▶ [WHAT THE TASK ASKS]: Only the number is wanted: count the lines in the data with "Берти" in them.

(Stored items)
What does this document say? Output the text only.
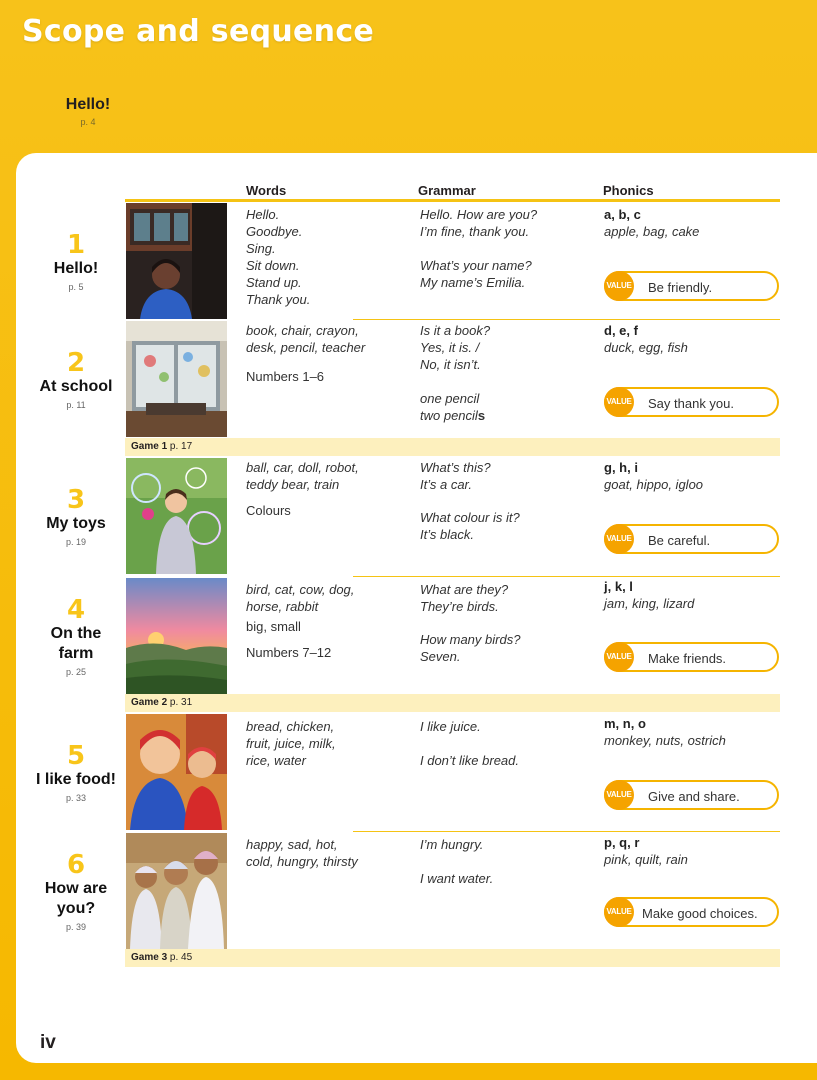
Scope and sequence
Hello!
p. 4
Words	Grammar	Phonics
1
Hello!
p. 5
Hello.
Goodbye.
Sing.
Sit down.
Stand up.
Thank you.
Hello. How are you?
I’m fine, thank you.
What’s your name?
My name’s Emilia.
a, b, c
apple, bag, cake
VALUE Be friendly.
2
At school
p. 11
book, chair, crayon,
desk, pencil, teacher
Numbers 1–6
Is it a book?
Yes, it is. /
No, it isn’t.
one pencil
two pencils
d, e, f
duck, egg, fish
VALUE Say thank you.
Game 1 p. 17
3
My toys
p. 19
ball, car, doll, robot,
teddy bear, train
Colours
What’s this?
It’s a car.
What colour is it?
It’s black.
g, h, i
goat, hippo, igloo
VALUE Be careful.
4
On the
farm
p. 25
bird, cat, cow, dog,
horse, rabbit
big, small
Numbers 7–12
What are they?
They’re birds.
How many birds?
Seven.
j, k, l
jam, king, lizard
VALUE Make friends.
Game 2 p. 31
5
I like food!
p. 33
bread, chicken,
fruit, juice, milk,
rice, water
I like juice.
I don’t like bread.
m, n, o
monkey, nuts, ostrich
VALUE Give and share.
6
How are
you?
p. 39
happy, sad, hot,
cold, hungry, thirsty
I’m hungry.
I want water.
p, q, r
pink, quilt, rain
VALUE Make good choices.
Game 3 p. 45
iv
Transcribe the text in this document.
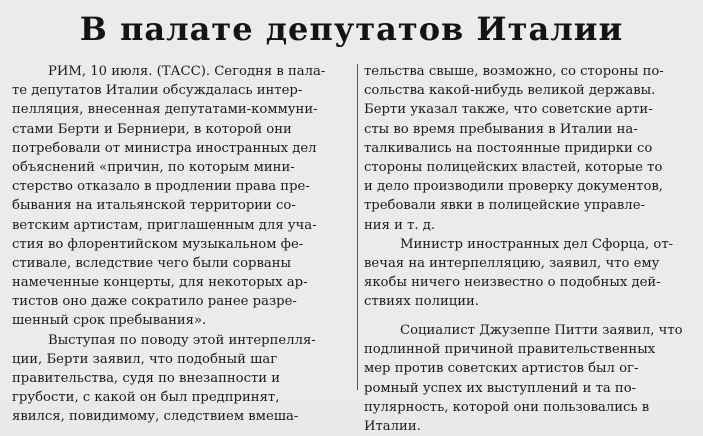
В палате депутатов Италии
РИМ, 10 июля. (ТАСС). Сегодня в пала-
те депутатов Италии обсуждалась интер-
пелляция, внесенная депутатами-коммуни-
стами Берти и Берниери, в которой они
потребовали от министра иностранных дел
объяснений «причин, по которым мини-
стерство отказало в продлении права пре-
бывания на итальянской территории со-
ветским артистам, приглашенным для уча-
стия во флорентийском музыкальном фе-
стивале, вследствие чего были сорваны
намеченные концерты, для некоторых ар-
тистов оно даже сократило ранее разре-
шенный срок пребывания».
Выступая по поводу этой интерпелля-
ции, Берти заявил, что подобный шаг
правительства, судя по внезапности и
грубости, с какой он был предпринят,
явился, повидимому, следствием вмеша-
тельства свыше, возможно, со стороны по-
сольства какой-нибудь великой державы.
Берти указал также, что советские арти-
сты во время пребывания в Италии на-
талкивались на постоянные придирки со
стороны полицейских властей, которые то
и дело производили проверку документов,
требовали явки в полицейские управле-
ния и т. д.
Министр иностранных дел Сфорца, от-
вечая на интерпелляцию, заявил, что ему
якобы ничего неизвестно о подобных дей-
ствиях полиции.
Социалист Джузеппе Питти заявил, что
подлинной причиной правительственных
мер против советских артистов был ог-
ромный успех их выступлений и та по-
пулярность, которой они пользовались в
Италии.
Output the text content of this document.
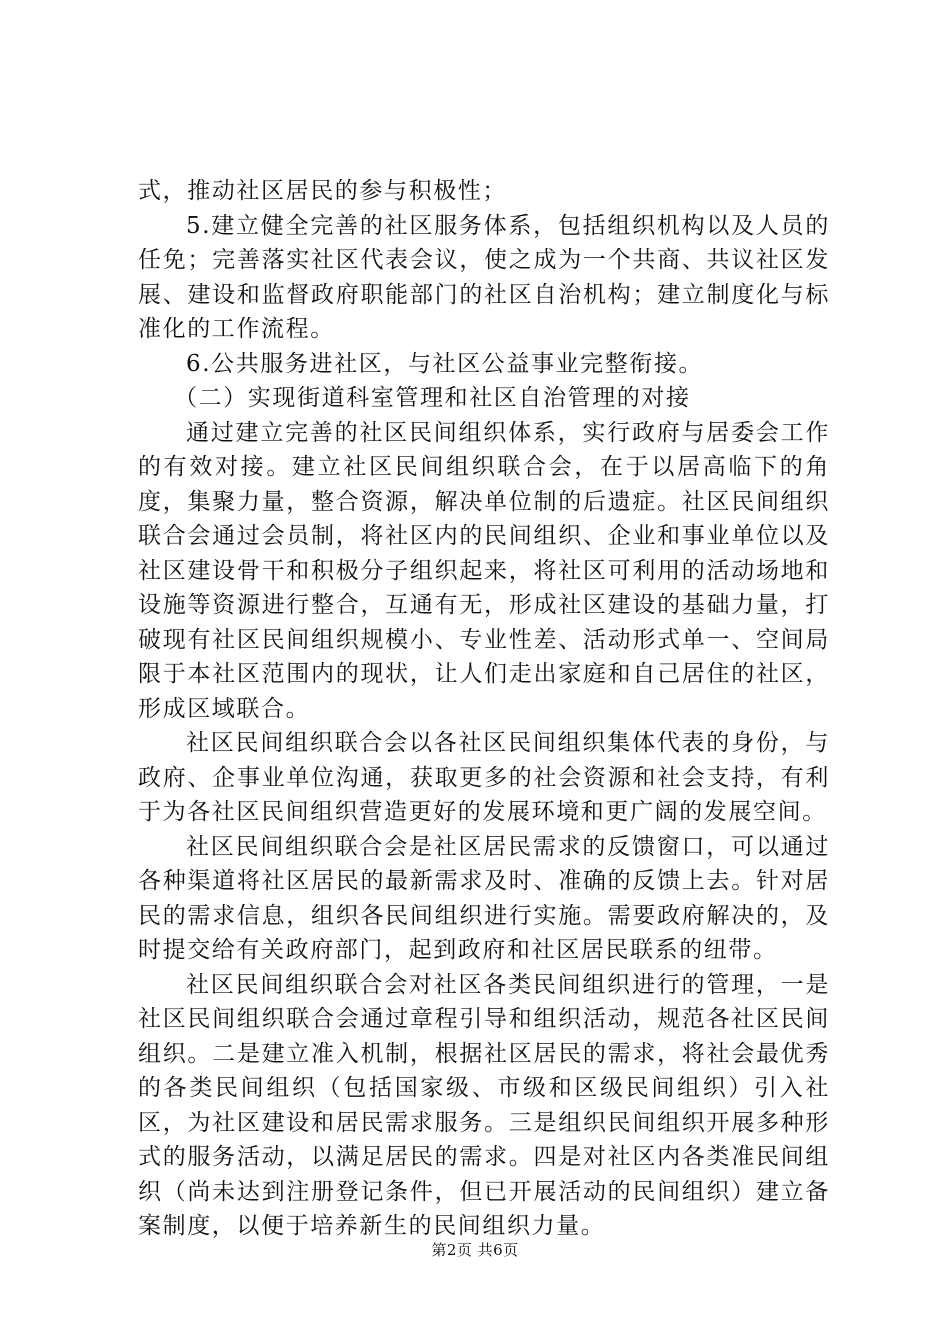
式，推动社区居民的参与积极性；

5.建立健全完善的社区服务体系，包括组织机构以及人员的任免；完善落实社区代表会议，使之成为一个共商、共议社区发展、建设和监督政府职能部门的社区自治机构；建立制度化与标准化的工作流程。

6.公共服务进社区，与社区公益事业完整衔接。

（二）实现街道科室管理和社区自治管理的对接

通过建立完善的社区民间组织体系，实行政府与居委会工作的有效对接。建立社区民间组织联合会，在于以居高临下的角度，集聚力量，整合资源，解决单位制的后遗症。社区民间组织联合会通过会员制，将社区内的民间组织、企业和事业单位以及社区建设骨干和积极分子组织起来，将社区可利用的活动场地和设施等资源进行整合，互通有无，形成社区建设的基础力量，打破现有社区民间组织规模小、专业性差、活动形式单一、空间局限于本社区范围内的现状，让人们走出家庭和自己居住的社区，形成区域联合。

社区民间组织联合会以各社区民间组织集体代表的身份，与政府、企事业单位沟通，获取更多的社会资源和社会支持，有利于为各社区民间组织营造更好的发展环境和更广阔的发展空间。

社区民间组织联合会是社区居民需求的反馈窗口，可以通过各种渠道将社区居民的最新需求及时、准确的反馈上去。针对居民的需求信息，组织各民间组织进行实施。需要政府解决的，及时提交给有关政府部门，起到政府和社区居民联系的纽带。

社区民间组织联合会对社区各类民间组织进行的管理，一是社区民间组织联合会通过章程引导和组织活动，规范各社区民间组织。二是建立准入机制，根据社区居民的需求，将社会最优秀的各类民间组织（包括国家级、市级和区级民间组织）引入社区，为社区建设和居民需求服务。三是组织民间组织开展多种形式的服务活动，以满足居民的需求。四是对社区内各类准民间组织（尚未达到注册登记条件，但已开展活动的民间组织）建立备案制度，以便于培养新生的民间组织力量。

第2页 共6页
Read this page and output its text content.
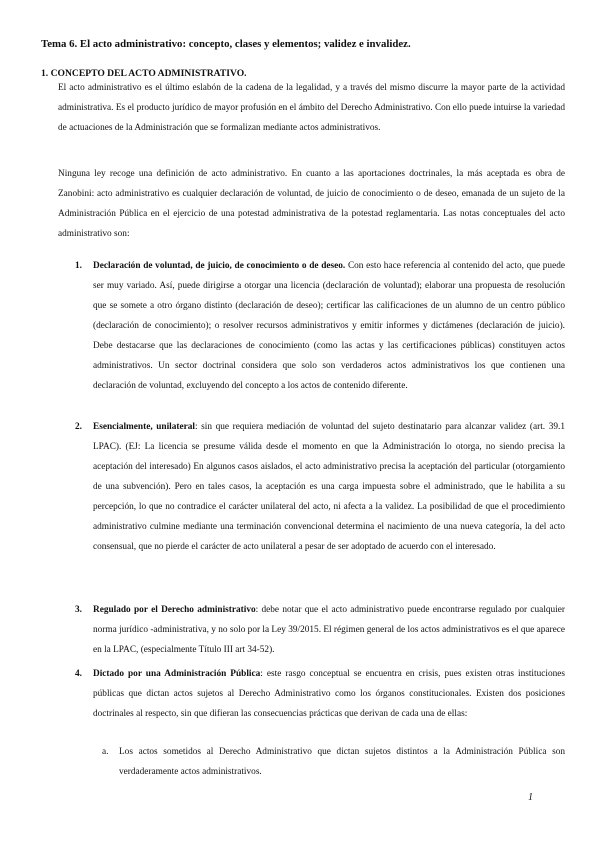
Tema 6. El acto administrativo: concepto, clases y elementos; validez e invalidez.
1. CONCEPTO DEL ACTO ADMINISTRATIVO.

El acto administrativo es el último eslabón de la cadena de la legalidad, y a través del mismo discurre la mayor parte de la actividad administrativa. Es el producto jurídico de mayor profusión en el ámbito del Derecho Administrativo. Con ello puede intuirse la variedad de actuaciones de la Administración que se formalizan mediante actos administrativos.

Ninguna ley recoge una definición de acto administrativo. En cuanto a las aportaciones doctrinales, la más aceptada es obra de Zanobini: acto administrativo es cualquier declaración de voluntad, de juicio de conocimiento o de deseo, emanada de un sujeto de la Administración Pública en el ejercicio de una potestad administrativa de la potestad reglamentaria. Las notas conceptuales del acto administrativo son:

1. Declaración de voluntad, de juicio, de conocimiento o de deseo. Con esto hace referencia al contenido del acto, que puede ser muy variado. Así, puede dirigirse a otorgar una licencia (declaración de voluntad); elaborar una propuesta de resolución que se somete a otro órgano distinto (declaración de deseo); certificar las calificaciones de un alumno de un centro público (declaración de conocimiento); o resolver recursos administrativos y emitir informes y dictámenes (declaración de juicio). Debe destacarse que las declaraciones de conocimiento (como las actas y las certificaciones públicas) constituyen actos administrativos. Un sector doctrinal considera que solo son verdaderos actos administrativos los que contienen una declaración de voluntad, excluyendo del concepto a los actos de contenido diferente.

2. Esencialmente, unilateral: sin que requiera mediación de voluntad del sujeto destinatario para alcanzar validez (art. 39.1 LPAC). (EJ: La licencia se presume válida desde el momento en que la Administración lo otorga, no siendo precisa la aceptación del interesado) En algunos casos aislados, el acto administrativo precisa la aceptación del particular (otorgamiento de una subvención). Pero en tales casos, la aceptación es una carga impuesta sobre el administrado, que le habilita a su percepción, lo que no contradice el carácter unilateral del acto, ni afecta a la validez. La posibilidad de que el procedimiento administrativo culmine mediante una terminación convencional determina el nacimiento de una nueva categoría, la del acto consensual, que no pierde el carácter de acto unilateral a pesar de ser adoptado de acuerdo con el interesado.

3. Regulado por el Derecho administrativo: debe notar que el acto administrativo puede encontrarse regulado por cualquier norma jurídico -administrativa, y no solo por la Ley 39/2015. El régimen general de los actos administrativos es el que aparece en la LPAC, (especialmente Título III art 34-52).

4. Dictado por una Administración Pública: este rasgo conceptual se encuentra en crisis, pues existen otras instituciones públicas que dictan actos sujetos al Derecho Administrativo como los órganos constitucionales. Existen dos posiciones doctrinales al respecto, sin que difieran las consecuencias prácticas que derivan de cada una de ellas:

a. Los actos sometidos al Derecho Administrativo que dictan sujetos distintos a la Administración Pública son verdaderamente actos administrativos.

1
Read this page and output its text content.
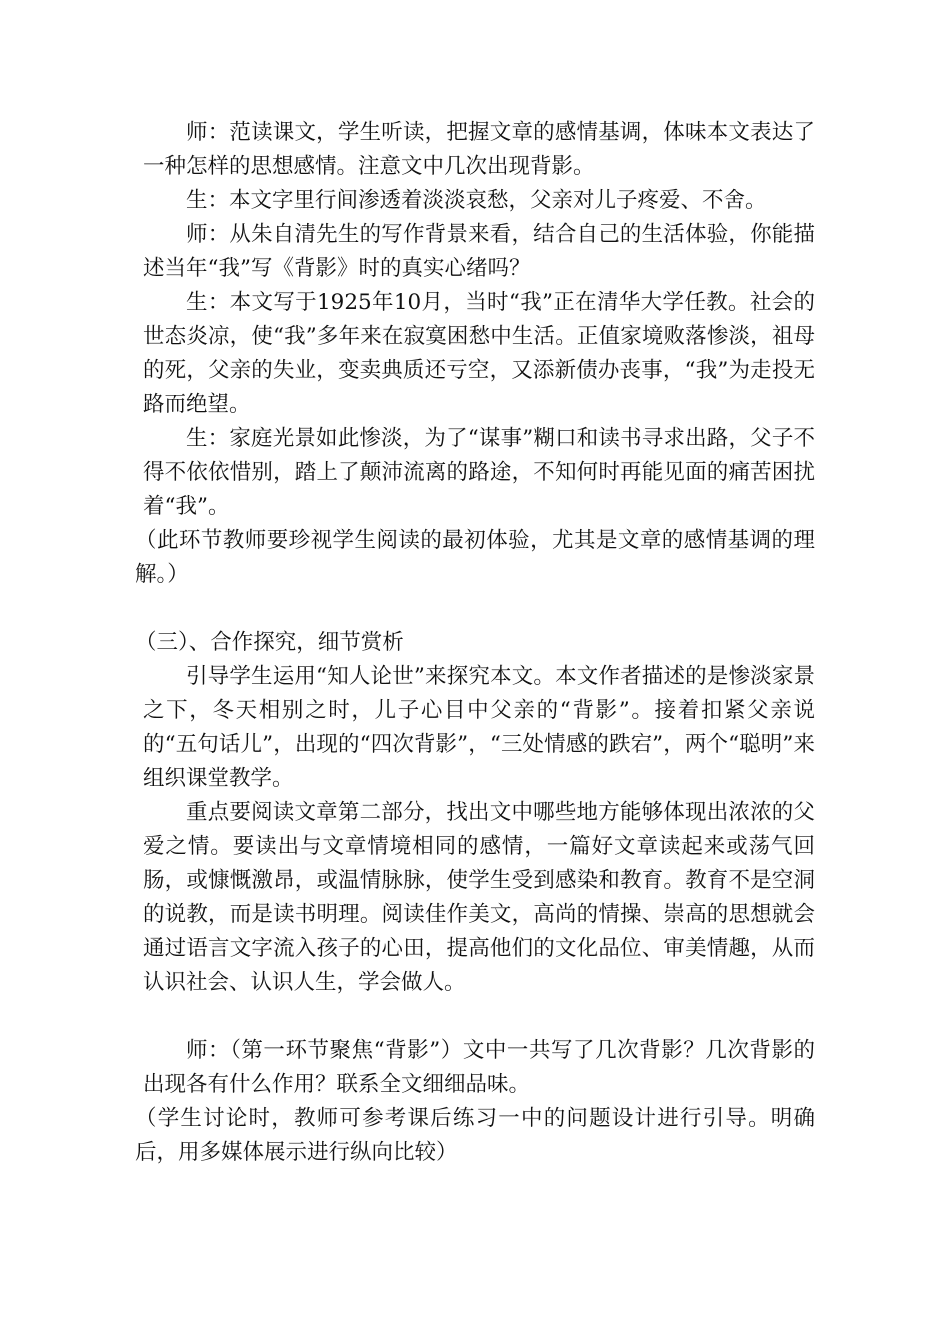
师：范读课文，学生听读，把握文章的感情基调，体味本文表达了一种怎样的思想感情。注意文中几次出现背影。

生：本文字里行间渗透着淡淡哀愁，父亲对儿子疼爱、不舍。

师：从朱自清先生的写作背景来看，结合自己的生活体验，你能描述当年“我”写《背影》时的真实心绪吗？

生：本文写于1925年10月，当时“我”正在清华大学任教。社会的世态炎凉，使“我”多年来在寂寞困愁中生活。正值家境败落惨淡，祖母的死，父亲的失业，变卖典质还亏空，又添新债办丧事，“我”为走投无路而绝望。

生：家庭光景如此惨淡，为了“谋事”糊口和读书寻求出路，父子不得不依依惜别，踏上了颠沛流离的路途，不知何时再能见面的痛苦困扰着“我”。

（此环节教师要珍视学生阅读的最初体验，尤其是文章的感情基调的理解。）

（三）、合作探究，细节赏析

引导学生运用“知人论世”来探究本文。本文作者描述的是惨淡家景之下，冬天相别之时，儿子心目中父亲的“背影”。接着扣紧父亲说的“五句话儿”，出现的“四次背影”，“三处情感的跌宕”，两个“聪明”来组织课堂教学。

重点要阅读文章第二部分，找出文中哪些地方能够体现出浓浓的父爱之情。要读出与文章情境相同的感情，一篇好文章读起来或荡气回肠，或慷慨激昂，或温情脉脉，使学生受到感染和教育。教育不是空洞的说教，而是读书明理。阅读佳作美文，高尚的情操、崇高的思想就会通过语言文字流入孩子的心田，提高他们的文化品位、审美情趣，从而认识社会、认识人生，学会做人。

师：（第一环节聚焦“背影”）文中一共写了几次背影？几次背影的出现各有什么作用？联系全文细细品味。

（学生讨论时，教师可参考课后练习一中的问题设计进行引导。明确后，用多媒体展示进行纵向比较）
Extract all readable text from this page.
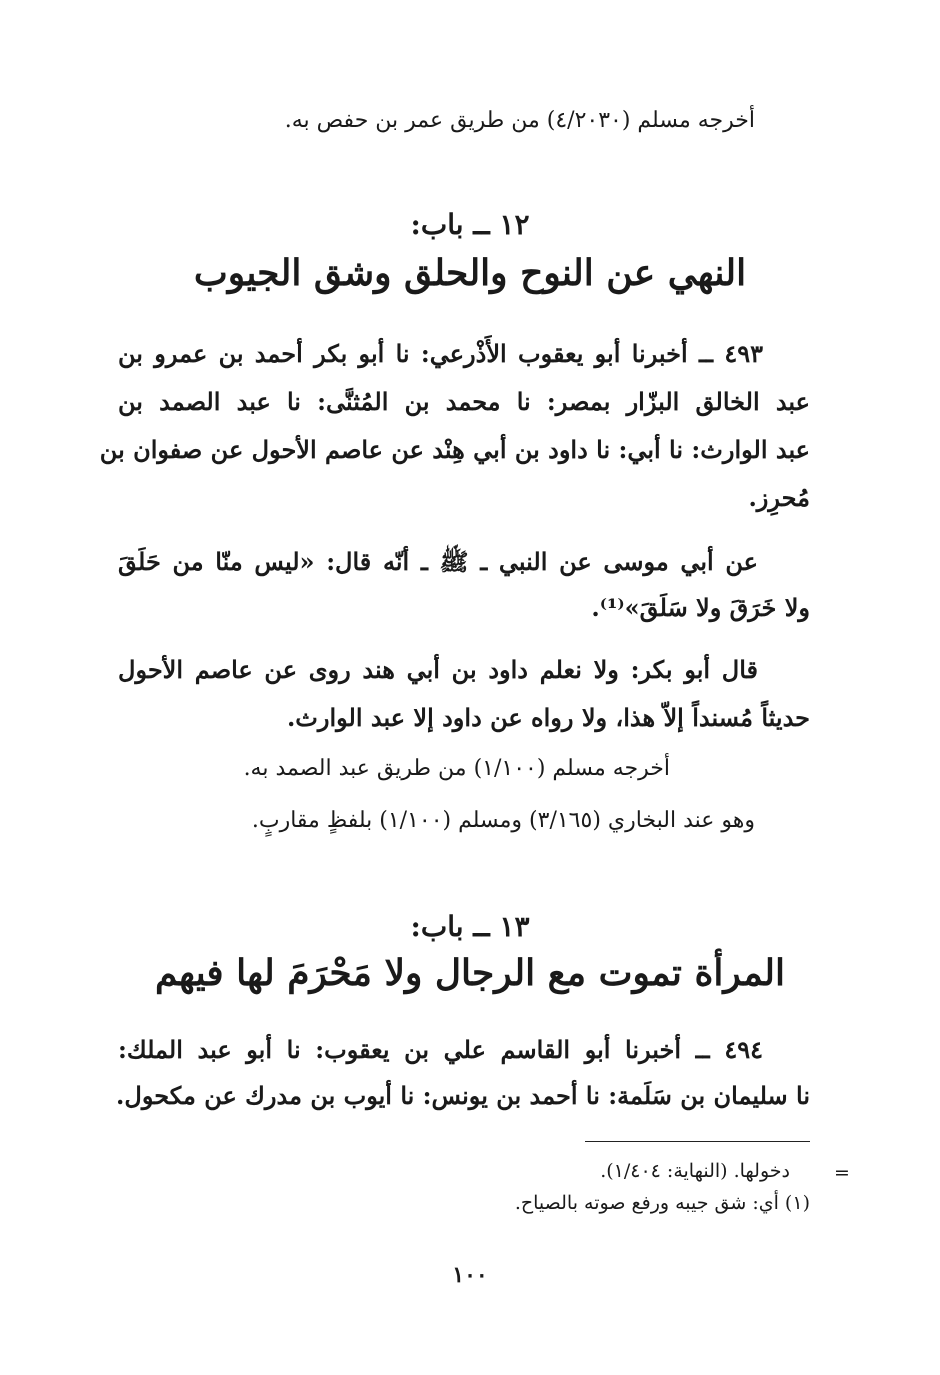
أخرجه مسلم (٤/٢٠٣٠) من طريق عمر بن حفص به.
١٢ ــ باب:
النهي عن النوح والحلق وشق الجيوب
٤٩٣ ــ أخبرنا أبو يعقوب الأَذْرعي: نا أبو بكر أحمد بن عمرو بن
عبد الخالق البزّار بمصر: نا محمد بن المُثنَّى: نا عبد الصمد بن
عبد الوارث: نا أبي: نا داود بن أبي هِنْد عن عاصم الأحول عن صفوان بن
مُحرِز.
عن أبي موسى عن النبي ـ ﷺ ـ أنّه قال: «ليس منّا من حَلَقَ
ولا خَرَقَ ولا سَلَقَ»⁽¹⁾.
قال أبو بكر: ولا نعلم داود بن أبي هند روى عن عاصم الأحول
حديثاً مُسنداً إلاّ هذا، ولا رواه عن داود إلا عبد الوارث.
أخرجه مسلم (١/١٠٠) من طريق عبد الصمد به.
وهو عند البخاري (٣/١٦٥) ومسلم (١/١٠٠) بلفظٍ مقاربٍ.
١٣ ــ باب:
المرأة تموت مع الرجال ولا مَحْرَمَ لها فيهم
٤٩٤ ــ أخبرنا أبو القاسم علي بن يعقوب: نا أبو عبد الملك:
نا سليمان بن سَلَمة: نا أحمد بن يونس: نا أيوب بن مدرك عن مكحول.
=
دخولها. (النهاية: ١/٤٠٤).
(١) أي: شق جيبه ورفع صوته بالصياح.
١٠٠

▶ [SOLUTION TO THIS TASK]: 3